#### Aim of the exercise:
Could you repeat the traffic sign discussion from "Maybe we have" up to and including "what they mean.", changing "on-ramps" to "entrance ramps"?

Within the last month they finally erected stop lights at the intersection, something people had been fighting for since I was a little kid. I no longer avoid that intersection.

I don’t know what’s different between where you live and the US, but we definitely have a need for signs or signals at most, if not all, intersections.

Maybe we have more traffic?

ETA: At least in my area, the only place where I see yield signs are on some highway on-ramps, and many people either ignore them or don’t know what they mean.

That would support my awful drivers theory.

A difference in philosophy. US traffic engineers believe that stop signs save lives by forcing traffic to come to a complete halt. UK engineers feel that a Yield is plenty good for safety.

Heh. I exaggerate a bit, but I can’t dispute your overall statement.

There definitely are yield signs in a lot of places where “yield” means “match speed with traffic and find an opening”. You’ll see yield signs as you come along an on-ramp and merge onto the highway, for example. If you slow down (or god forbid, stop) you are much more likely to cause an accident. The traffic in the lane that you merge in to does not expect you to slow down, they expect you to accelerate to highway speed, and they’ll yield (a bit) to you to give you room to merge.

A tradition in some American cities is that individual aldermen have the power to have stop signs put up in their wards. One of their consituents complains that fast drivers are making the streets unsafe? The solution is to put up a stop sign – it’s there 24/7 and easier to arrange than a police patrol.

That’s one thing that gets me angy- stop signs used inappropriately for an attempt at speed control.

If you compare US and UK drivers, our friends across the pond are MUCH more diligent in stopping at pedestrian crossings. Because American drivers seem to have big problems in yielding to little old ladies and other sympathetic personages, to say nothing of yielding to an asshole in a Hummer with those synthetic bull testicles hanging from his trailer hitch, I think the idea of getting rid of stop signs and trusting the public to obey yield signs, is simply a non-starter.

I would also not be surprised at all if there is a chicken-and-egg question of causation here: do Americans fail to yield because they are used to seeing stop signs? Would driving habits change if cops could focus on ticketing people who fail to yield? All good questions, but they are probably academic.

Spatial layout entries
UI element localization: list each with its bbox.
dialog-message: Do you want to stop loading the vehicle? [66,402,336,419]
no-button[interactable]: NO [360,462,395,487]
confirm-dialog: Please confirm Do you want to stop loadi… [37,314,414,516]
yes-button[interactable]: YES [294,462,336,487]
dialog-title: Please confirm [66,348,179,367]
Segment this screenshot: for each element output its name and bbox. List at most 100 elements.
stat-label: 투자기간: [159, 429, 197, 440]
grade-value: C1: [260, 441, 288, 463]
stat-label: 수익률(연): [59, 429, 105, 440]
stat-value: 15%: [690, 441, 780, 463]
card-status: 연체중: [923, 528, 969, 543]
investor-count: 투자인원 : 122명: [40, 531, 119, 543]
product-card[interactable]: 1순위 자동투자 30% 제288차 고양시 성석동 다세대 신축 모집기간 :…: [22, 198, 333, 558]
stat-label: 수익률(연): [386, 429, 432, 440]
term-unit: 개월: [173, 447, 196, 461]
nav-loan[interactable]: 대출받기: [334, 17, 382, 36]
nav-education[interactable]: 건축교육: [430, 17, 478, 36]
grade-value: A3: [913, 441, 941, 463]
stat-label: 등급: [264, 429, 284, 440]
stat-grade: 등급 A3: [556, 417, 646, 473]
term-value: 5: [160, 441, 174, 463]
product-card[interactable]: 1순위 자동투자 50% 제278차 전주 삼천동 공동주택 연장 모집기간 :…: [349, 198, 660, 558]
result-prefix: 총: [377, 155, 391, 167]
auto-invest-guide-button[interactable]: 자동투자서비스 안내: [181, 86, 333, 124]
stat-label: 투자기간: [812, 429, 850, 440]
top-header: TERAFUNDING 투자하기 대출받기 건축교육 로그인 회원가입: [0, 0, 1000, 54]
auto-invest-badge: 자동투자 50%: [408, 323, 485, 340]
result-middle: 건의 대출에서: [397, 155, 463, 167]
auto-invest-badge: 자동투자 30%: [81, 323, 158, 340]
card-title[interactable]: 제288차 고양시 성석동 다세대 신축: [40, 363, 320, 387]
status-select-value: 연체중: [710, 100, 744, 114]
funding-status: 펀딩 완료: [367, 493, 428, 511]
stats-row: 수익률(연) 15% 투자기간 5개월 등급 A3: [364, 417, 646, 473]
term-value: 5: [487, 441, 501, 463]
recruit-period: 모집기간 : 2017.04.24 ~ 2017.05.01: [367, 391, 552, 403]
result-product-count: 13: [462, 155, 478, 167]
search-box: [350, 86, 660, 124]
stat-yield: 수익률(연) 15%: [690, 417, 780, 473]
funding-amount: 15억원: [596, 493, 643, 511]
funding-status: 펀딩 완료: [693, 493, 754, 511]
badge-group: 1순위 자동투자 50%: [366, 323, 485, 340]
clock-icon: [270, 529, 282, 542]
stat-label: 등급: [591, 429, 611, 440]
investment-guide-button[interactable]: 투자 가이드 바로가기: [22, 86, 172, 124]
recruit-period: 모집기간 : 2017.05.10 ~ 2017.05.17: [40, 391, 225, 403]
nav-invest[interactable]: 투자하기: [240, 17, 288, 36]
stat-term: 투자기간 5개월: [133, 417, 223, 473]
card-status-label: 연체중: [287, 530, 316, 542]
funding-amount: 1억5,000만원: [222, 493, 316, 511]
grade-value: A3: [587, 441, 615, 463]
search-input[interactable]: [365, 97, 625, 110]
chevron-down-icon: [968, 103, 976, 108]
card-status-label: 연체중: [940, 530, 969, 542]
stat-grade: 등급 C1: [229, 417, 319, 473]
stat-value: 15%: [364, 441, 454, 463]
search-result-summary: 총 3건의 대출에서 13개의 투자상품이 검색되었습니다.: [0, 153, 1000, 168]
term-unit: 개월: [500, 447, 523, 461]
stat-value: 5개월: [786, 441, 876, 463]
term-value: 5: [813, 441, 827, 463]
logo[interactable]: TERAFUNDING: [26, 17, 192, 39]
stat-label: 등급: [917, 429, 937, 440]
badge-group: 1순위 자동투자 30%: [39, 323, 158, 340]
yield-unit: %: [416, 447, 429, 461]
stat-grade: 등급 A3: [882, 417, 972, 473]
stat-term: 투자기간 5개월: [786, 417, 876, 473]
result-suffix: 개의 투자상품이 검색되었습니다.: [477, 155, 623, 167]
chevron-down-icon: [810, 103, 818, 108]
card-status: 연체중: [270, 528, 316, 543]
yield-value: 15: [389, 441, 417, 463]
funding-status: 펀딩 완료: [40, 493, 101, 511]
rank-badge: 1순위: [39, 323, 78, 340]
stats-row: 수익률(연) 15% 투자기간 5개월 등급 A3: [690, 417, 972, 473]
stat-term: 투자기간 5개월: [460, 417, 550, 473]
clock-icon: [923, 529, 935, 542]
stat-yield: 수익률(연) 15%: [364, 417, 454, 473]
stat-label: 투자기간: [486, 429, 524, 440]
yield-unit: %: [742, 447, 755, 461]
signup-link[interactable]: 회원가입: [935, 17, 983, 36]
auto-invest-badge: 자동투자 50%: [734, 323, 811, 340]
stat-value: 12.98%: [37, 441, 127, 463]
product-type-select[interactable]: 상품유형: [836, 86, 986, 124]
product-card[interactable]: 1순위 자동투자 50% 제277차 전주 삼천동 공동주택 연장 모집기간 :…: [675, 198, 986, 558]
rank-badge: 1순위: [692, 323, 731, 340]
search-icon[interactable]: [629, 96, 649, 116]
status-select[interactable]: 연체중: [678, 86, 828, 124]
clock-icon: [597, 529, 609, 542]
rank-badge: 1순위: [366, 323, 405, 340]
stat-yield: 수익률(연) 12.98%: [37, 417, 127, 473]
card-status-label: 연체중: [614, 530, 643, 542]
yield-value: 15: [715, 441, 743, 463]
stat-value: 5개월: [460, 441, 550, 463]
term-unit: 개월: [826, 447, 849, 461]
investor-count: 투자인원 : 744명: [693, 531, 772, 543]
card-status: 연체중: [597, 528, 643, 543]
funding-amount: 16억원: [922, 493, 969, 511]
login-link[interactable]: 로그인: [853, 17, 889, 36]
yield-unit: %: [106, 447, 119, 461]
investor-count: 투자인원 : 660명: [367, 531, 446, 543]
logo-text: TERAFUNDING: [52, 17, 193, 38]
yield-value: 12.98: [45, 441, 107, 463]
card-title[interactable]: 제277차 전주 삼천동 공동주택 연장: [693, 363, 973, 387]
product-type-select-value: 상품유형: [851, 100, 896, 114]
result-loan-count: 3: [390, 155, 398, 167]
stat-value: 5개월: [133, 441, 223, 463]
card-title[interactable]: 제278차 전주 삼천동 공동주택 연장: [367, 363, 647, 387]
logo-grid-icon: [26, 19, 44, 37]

#### Completed exercise:
Maybe we have more traffic?

ETA: At least in my area, the only place where I see yield signs are on some highway entrance ramps, and many people either ignore them or don’t know what they mean.